> Excerpt:
============

/CodePlan

Data and evaluation scripts for "CodePlan: Repository-level Coding using LLMs and Planning", FSE 2024

Primary LanguageC#MIT LicenseMIT

Replication Package

For the paper titled "CodePlan: Repository-level Coding using LLMs and Planning", accepted FSE 2024.

Pre-print: CodePlan paper

Contents

This package contains the following

  • data/: Benchmark of repository edits along with output of our approach and baselines.
  • scripts/: Script to compute key metrics presented in the paper.

Data

Data for each repository edit is presented in different directory with the names used in the paper. Each these contains three sub-directories - (1) source: repository before the edit, target: repository after the ground truth edit and pred: output of our approach and baselines. pred contains different sub-directories for each approach, where each subdirectory contains repo: state of the repository after edits, blocks: matched, missed and spurious blocks in the output, metrics.json: all metrics computed for the repo, diff.html: pretty printed textual diff of the output and source (along with diff between source and target for comparison).

============

> Record extracts:
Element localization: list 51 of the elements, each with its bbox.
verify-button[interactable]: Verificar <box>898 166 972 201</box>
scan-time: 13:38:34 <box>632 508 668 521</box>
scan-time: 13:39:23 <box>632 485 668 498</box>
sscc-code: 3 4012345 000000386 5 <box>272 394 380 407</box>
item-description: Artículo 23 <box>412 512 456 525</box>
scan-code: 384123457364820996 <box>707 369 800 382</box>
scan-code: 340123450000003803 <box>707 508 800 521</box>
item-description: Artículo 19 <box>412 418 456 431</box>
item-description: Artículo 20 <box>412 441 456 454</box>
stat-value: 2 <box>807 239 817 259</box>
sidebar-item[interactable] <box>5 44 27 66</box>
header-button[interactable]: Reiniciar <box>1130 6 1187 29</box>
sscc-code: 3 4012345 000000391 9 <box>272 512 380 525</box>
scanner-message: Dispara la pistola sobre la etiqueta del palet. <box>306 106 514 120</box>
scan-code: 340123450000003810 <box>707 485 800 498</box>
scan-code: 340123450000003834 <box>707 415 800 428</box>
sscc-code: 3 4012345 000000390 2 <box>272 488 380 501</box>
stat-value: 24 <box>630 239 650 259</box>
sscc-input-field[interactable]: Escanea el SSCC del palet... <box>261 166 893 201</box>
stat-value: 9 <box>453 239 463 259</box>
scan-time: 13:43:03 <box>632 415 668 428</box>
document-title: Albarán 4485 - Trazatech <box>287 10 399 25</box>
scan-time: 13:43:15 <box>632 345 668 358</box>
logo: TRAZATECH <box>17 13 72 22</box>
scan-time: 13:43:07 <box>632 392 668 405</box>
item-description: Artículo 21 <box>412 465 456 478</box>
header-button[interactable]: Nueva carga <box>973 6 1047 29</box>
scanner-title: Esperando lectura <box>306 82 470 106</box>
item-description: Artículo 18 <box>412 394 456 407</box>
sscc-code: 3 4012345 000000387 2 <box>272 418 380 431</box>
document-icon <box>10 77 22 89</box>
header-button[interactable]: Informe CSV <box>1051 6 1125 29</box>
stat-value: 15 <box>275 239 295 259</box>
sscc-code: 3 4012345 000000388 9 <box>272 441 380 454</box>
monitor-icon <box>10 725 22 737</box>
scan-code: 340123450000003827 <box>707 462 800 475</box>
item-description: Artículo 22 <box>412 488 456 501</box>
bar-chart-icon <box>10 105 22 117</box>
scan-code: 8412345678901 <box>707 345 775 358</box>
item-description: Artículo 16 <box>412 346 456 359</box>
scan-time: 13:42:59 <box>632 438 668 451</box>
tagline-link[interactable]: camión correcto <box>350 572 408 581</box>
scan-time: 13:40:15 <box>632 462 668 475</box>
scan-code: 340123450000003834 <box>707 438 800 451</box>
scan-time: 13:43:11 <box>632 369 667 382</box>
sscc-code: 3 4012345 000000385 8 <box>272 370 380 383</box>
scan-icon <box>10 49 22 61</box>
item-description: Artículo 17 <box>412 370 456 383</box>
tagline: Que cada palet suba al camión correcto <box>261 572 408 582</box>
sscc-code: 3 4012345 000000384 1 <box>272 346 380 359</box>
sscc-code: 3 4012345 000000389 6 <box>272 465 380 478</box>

============

> Problem A: Translate this sentence from the CodePlan page into Spanish: "Data for each repository edit is presented in different directory with the names used in the paper."
> Problem B: According to the CodePlan page, what does the "target" sub-directory hold?

> Worked solution A: Los datos de cada edición de repositorio se presentan en un directorio distinto, con los nombres utilizados en el artículo.

> Worked solution B: The repository after the ground truth edit.